start Material for this exercise

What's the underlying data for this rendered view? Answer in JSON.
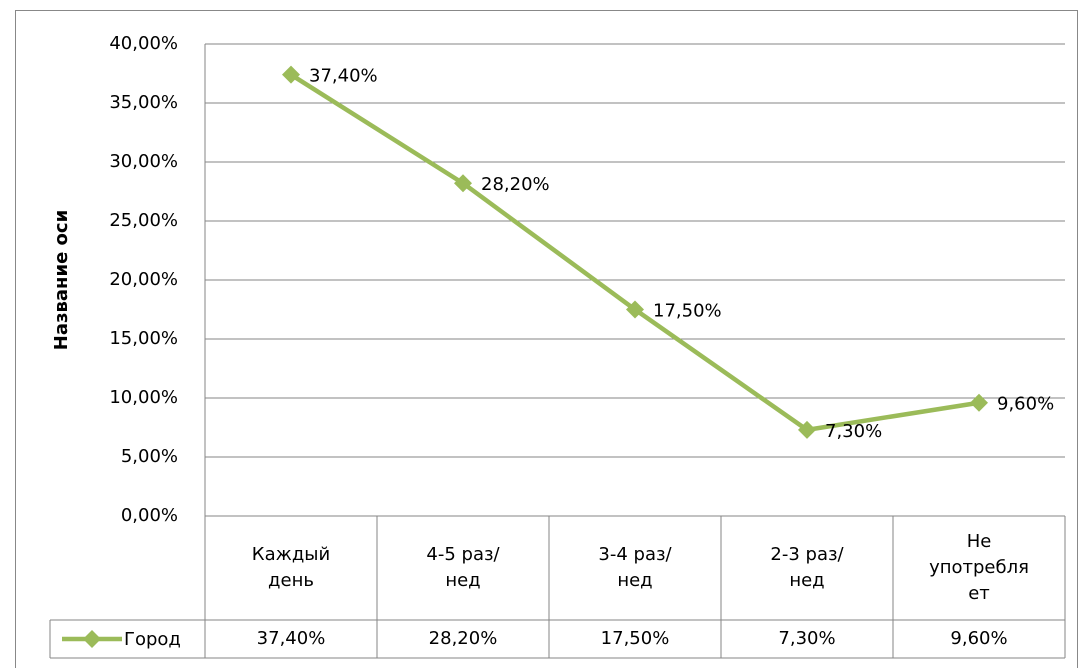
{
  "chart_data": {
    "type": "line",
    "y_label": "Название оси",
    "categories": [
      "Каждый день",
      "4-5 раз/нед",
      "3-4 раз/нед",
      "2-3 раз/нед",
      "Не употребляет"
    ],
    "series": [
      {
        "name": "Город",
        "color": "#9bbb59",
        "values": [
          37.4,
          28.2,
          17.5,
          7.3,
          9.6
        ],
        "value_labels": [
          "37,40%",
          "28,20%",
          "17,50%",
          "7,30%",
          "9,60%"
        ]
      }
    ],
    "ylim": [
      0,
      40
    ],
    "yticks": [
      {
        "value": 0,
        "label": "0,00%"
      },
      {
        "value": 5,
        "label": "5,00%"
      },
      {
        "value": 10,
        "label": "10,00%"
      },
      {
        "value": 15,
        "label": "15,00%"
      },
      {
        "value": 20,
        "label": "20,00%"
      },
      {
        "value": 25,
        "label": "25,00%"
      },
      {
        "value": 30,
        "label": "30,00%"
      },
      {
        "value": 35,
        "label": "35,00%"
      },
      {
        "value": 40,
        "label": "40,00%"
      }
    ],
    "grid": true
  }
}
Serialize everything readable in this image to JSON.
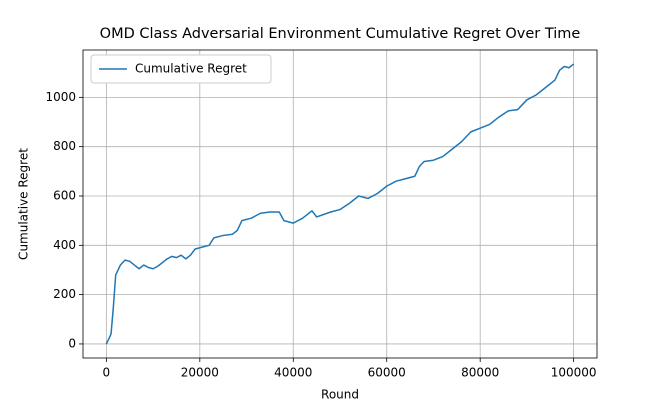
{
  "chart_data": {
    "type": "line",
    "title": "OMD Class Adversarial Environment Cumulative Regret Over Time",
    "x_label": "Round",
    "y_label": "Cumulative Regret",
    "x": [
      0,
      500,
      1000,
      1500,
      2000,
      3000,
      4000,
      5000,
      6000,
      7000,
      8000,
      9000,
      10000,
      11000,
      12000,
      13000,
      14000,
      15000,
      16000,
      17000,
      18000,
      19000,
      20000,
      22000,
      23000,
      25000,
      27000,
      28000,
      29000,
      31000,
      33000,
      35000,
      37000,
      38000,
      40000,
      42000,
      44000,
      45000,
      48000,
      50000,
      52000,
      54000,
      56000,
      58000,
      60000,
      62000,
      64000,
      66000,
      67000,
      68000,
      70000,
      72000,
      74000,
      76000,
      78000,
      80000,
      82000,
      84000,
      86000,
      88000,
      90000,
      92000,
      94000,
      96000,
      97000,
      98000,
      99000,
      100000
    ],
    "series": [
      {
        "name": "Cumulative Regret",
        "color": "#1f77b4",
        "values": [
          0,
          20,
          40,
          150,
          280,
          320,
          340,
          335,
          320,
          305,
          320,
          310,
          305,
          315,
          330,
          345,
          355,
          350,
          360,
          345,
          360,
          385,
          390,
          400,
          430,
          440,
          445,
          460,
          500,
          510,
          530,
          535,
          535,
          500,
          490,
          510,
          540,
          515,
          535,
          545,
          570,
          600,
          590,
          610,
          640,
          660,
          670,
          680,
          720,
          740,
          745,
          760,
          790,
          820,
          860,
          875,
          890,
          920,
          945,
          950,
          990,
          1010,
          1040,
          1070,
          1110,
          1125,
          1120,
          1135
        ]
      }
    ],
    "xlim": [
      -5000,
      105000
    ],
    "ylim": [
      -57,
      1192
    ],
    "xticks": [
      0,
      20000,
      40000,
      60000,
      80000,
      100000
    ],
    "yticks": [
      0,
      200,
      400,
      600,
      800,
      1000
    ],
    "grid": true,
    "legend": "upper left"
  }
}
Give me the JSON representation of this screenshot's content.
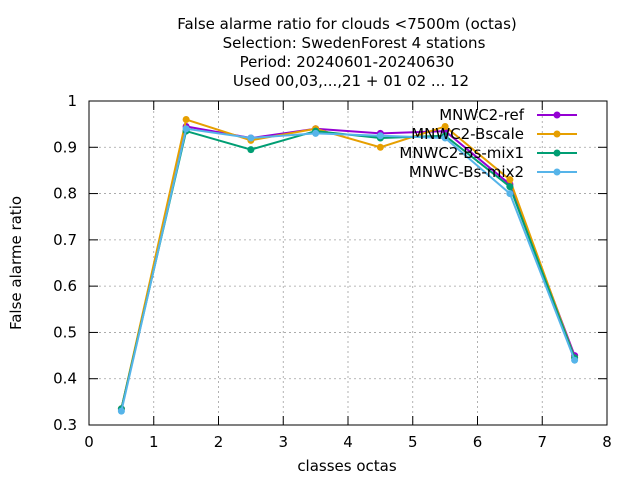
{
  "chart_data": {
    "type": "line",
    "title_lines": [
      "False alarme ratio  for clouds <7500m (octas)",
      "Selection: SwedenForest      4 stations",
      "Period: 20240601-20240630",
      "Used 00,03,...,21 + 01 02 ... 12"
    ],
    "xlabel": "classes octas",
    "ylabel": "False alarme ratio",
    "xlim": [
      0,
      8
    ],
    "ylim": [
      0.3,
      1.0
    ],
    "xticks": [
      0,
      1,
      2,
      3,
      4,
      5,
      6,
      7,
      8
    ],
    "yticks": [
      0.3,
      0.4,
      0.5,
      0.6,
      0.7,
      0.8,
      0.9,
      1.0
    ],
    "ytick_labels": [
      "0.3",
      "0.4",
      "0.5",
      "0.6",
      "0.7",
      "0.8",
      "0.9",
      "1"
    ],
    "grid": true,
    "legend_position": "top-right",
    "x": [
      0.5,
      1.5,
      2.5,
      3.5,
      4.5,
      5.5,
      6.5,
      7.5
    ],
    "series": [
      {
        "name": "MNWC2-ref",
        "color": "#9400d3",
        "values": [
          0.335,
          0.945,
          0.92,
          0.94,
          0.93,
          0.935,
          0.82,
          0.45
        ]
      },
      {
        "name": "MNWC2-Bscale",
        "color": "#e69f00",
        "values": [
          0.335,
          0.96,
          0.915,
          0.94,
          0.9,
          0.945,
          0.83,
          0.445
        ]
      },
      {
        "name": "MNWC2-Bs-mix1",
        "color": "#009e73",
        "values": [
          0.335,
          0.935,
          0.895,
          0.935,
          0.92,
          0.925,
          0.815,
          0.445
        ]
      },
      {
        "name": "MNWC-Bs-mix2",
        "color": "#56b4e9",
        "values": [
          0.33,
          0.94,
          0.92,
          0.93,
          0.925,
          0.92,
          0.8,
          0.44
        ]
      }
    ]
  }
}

end Material for this exercise
start Material for this exercise

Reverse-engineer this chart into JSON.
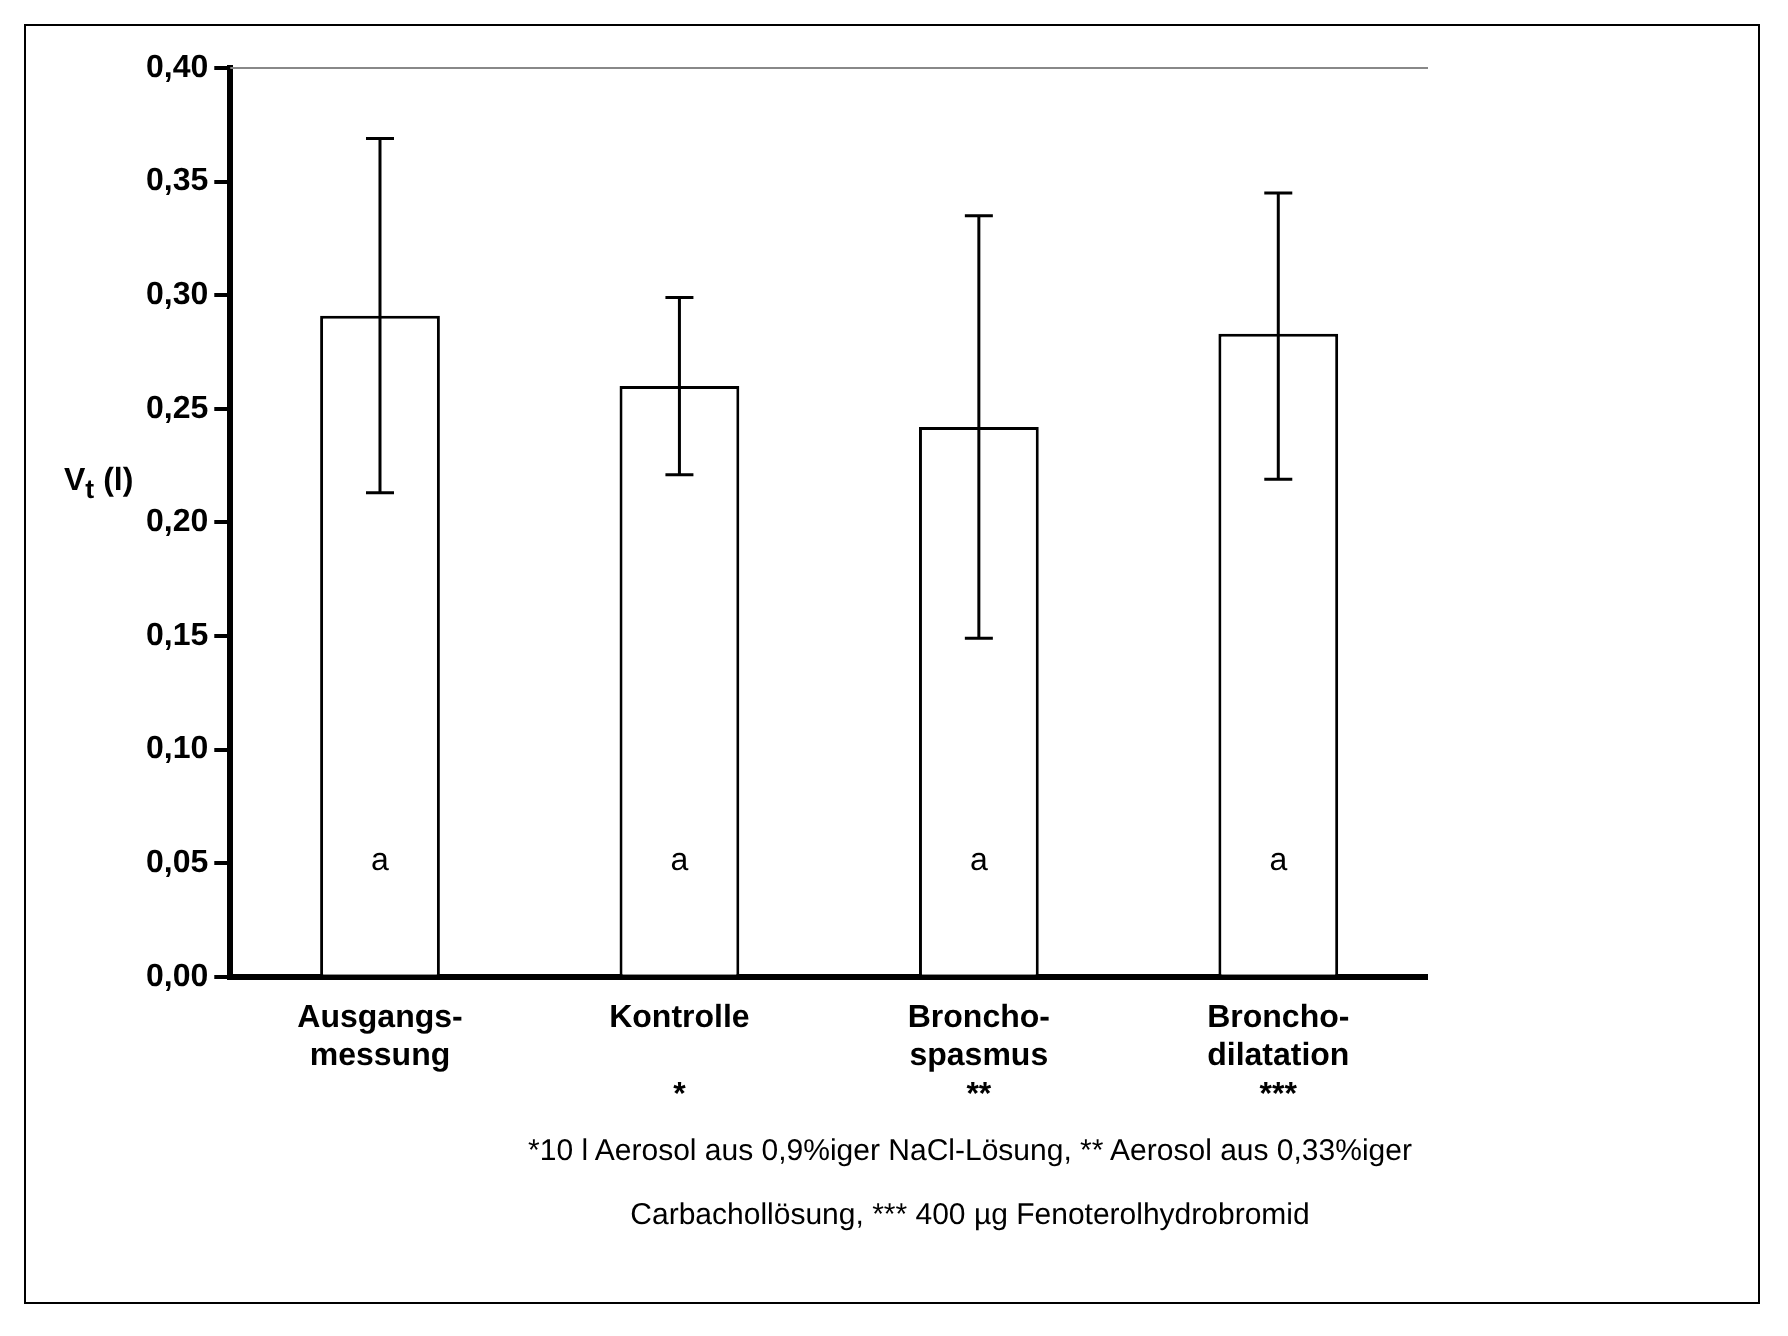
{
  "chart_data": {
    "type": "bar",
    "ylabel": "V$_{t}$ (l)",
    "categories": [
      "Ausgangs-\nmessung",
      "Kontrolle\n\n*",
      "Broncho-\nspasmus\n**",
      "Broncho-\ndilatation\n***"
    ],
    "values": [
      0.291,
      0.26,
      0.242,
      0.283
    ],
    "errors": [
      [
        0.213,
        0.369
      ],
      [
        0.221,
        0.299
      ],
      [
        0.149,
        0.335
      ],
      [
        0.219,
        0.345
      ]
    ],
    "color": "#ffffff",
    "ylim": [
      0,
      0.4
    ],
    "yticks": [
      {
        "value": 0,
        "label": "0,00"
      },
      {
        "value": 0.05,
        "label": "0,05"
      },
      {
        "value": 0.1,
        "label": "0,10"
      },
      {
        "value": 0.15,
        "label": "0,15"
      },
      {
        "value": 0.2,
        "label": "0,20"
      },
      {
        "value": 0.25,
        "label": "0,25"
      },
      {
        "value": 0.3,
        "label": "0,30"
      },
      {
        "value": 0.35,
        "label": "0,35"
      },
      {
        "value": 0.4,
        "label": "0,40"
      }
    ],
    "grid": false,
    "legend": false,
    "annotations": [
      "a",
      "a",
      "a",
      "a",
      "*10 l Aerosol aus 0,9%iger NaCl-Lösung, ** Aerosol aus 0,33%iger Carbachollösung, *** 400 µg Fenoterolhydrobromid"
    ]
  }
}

end Material for this exercise
start Material for this exercise

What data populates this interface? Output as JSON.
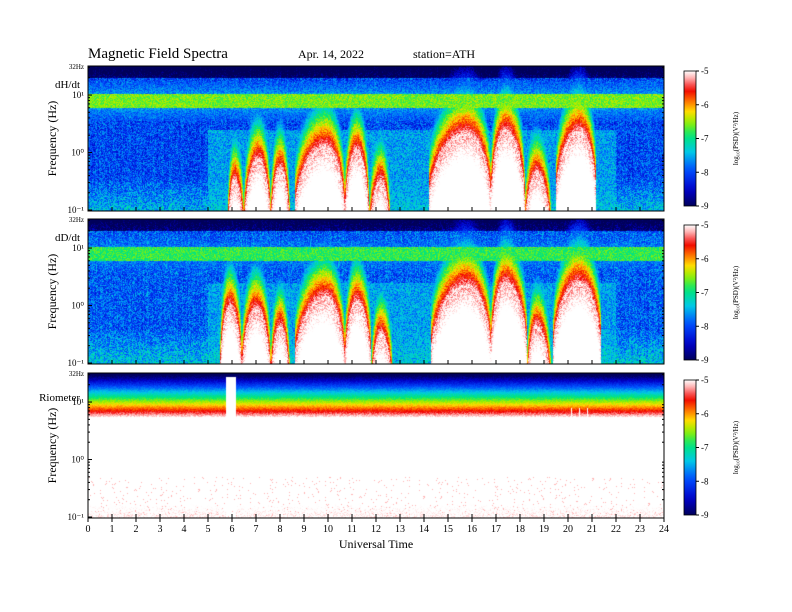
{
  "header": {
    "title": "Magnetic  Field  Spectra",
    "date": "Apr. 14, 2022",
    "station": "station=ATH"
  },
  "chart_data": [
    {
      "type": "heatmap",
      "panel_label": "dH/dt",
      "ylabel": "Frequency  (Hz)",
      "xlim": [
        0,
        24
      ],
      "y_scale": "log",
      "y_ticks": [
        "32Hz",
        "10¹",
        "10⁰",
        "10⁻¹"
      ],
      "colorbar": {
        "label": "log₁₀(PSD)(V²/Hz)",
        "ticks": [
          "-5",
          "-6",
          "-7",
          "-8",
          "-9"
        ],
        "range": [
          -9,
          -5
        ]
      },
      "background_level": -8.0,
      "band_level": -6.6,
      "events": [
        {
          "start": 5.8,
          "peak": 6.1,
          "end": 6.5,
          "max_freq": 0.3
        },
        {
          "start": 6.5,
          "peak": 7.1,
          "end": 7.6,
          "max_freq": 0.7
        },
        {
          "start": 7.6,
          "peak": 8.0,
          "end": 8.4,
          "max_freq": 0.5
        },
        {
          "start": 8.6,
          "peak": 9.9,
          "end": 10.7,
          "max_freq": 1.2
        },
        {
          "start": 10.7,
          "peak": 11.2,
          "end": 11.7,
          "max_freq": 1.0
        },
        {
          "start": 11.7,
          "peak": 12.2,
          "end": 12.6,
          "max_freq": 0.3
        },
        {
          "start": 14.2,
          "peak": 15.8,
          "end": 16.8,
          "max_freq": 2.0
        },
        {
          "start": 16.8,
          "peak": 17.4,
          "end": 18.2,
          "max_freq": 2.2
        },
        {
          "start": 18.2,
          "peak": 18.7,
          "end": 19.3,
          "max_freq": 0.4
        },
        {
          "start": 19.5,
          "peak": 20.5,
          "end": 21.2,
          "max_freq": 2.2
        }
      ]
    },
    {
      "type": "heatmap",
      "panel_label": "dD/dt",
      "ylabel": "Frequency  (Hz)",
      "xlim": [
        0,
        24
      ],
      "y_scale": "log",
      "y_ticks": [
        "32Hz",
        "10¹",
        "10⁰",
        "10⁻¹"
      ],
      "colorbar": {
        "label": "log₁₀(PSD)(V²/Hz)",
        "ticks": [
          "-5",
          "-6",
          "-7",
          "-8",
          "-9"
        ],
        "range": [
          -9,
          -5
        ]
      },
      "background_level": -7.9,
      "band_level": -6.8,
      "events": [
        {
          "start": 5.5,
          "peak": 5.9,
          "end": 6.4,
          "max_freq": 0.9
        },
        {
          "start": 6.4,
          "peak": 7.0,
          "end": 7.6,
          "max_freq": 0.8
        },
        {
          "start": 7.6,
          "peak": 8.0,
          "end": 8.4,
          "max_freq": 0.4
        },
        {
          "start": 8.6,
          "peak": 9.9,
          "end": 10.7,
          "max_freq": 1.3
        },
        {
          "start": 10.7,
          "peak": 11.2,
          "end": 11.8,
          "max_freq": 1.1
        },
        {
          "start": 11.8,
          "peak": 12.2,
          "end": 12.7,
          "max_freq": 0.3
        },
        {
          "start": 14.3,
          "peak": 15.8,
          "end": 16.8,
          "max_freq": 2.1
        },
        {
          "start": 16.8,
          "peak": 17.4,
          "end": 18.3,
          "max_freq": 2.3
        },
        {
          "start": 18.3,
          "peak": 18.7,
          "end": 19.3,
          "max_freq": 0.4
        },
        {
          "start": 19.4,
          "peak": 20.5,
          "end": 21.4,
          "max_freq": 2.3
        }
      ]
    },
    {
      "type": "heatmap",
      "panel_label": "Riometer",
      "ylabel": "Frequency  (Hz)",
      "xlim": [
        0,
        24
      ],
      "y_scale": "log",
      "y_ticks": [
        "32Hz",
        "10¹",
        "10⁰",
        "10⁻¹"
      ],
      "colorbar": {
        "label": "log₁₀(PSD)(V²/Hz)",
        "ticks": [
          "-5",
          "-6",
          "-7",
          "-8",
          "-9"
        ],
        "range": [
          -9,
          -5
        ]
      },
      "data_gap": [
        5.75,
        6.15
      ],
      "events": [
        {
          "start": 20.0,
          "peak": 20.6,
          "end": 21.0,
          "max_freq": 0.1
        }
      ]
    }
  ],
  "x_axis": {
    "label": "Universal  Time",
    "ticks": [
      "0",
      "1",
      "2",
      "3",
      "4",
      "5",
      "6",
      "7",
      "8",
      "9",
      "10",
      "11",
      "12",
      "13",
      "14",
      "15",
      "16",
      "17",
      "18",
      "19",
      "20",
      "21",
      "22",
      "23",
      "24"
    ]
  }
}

end Material for this exercise

§ Aim:
Point out every line holding the string "What" and copy it.

§ Result:
What's the underlying data for this rendered view? Answer in JSON.
What data populates this interface? Output as JSON.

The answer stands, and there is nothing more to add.